--- Start RECORDS TO PROCESS ---

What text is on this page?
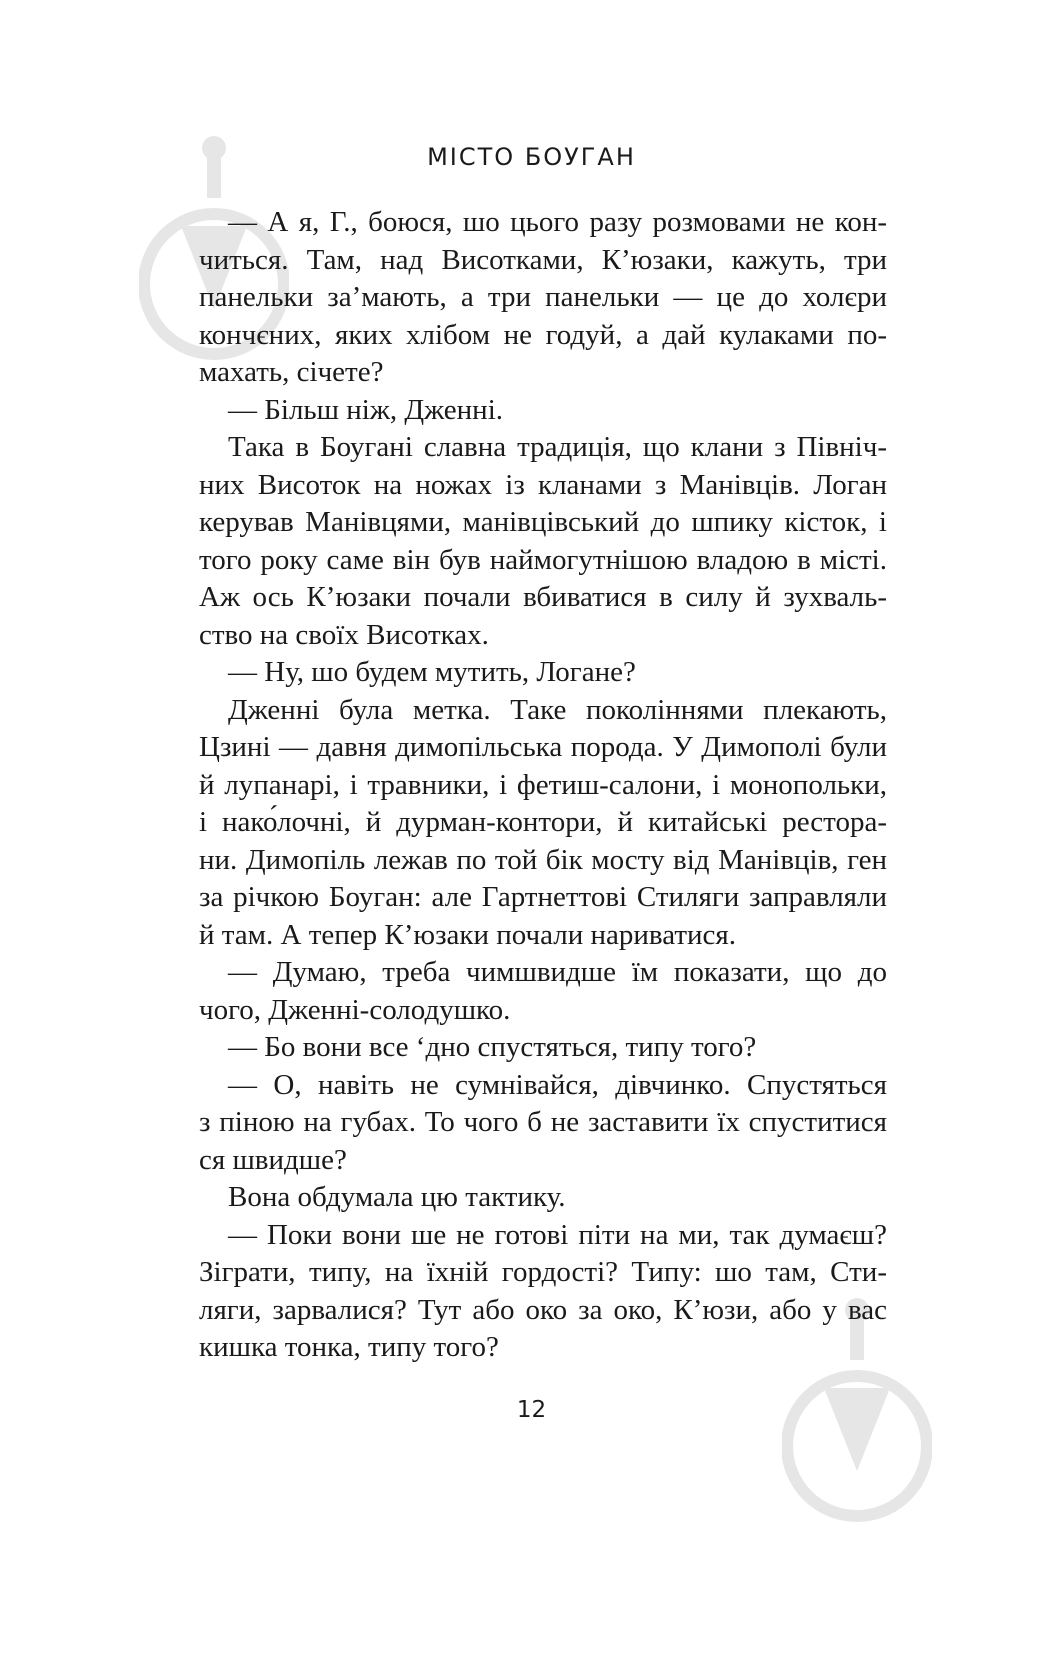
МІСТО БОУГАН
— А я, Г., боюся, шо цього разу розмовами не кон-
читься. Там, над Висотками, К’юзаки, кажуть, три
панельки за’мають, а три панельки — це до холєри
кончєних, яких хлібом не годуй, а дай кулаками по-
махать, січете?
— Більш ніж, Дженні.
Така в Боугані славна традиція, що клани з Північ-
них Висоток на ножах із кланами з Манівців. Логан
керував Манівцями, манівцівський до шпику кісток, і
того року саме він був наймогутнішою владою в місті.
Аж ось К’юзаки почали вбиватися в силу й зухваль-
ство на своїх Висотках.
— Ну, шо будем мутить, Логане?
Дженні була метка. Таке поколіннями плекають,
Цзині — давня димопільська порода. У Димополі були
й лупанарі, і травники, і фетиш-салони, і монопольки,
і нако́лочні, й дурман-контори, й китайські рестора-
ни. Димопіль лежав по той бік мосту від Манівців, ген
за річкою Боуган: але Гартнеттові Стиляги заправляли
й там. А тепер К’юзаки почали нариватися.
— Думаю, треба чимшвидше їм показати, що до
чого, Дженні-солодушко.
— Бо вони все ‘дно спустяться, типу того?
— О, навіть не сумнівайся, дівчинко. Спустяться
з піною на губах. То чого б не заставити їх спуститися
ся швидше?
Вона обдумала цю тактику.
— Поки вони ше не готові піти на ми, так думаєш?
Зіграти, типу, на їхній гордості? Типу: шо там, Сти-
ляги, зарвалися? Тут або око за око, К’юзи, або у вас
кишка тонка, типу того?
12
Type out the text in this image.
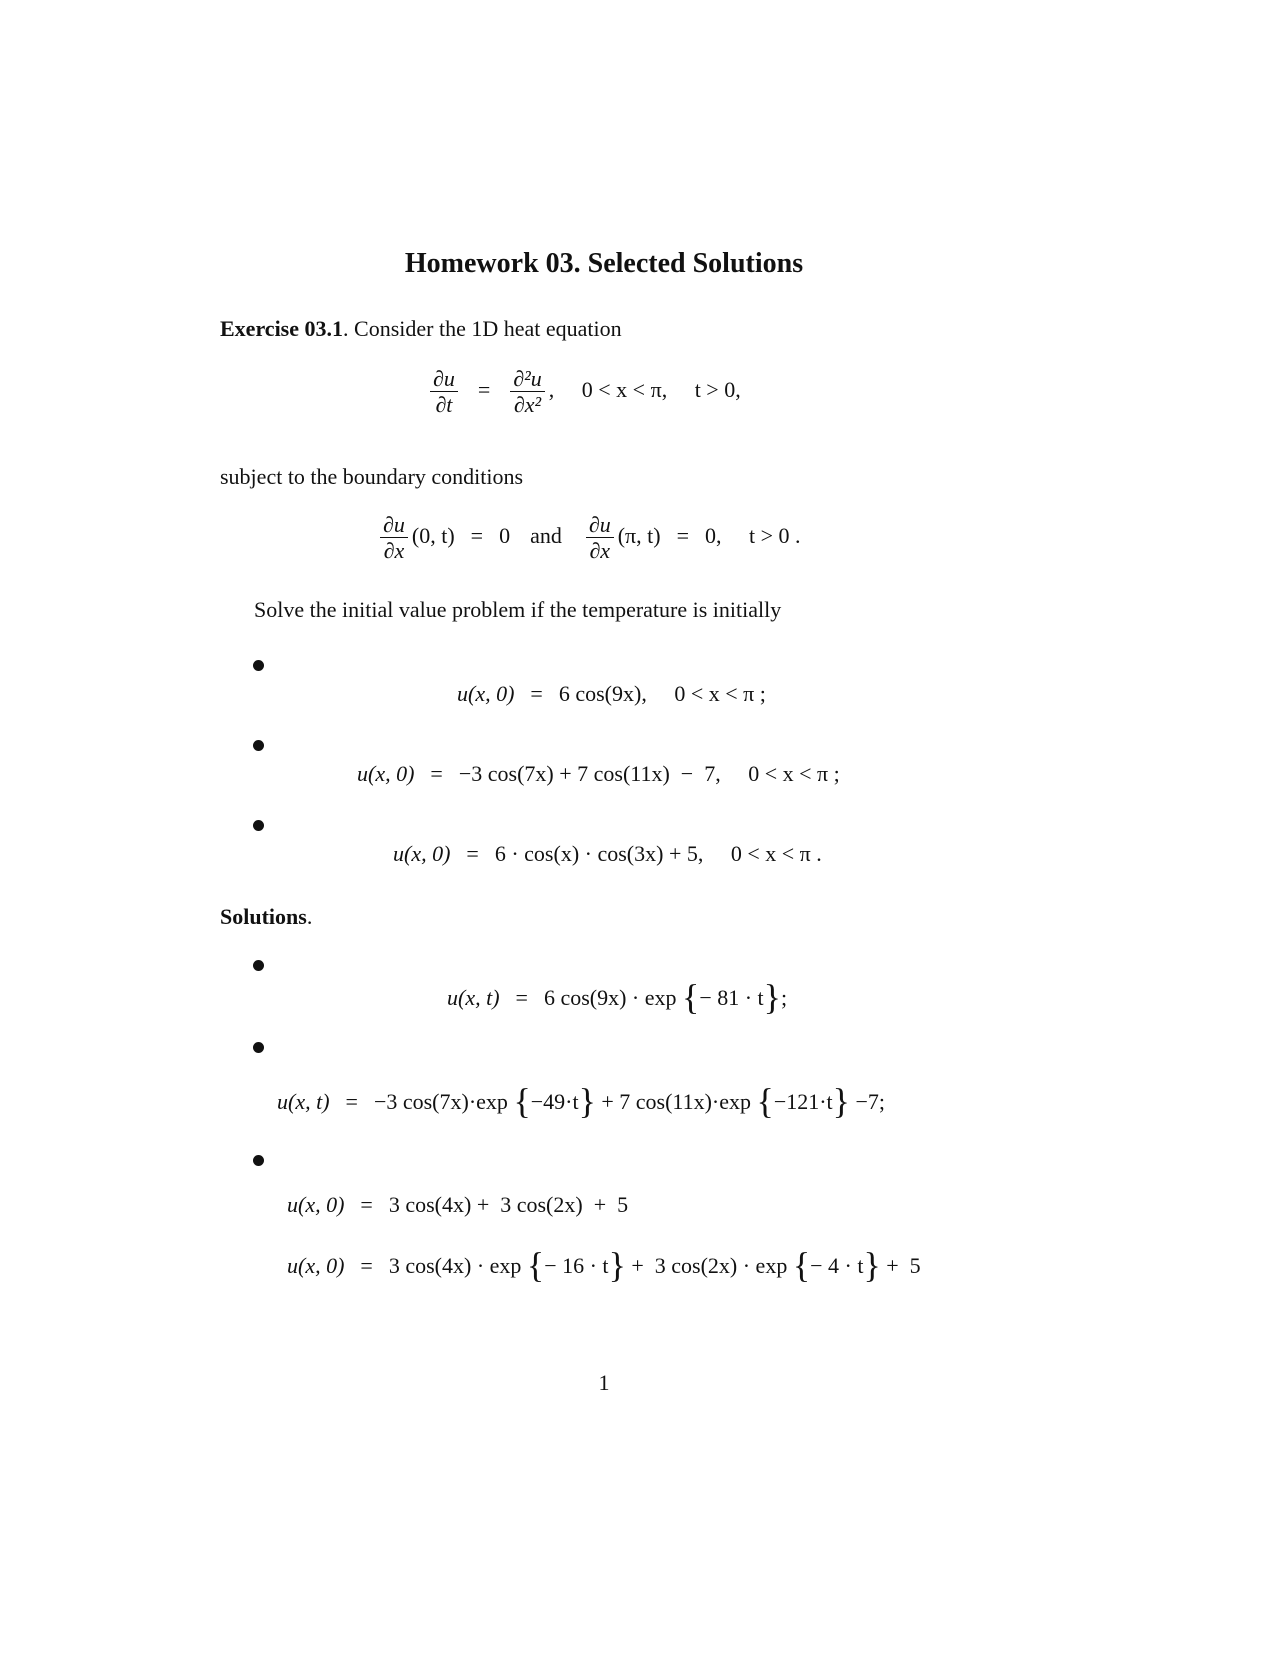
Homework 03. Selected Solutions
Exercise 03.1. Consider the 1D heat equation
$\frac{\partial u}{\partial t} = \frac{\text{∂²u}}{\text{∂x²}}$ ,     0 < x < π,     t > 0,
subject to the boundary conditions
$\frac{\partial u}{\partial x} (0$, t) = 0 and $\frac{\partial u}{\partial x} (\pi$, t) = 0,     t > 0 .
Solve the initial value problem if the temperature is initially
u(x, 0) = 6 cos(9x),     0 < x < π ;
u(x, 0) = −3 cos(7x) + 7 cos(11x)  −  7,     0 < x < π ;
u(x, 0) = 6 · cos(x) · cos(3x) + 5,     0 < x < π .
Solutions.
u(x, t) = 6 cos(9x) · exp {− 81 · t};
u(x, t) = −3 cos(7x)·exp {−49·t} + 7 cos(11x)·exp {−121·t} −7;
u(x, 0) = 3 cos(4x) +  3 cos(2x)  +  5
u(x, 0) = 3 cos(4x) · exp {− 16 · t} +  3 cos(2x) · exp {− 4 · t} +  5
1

--- End RECORDS TO PROCESS ---

▶ EXERCISE GOAL: Every line above should be repeated exactly; pictures stay out of the copy.

▶ RIGHT ANSWER:
What text is on this page?
МІСТО БОУГАН
— А я, Г., боюся, шо цього разу розмовами не кон-
читься. Там, над Висотками, К’юзаки, кажуть, три
панельки за’мають, а три панельки — це до холєри
кончєних, яких хлібом не годуй, а дай кулаками по-
махать, січете?
— Більш ніж, Дженні.
Така в Боугані славна традиція, що клани з Північ-
них Висоток на ножах із кланами з Манівців. Логан
керував Манівцями, манівцівський до шпику кісток, і
того року саме він був наймогутнішою владою в місті.
Аж ось К’юзаки почали вбиватися в силу й зухваль-
ство на своїх Висотках.
— Ну, шо будем мутить, Логане?
Дженні була метка. Таке поколіннями плекають,
Цзині — давня димопільська порода. У Димополі були
й лупанарі, і травники, і фетиш-салони, і монопольки,
і нако́лочні, й дурман-контори, й китайські рестора-
ни. Димопіль лежав по той бік мосту від Манівців, ген
за річкою Боуган: але Гартнеттові Стиляги заправляли
й там. А тепер К’юзаки почали нариватися.
— Думаю, треба чимшвидше їм показати, що до
чого, Дженні-солодушко.
— Бо вони все ‘дно спустяться, типу того?
— О, навіть не сумнівайся, дівчинко. Спустяться
з піною на губах. То чого б не заставити їх спуститися
ся швидше?
Вона обдумала цю тактику.
— Поки вони ше не готові піти на ми, так думаєш?
Зіграти, типу, на їхній гордості? Типу: шо там, Сти-
ляги, зарвалися? Тут або око за око, К’юзи, або у вас
кишка тонка, типу того?
12
Type out the text in this image.
Homework 03. Selected Solutions
Exercise 03.1. Consider the 1D heat equation
$\frac{\partial u}{\partial t} = \frac{\text{∂²u}}{\text{∂x²}}$ ,     0 < x < π,     t > 0,
subject to the boundary conditions
$\frac{\partial u}{\partial x} (0$, t) = 0 and $\frac{\partial u}{\partial x} (\pi$, t) = 0,     t > 0 .
Solve the initial value problem if the temperature is initially
u(x, 0) = 6 cos(9x),     0 < x < π ;
u(x, 0) = −3 cos(7x) + 7 cos(11x)  −  7,     0 < x < π ;
u(x, 0) = 6 · cos(x) · cos(3x) + 5,     0 < x < π .
Solutions.
u(x, t) = 6 cos(9x) · exp {− 81 · t};
u(x, t) = −3 cos(7x)·exp {−49·t} + 7 cos(11x)·exp {−121·t} −7;
u(x, 0) = 3 cos(4x) +  3 cos(2x)  +  5
u(x, 0) = 3 cos(4x) · exp {− 16 · t} +  3 cos(2x) · exp {− 4 · t} +  5
1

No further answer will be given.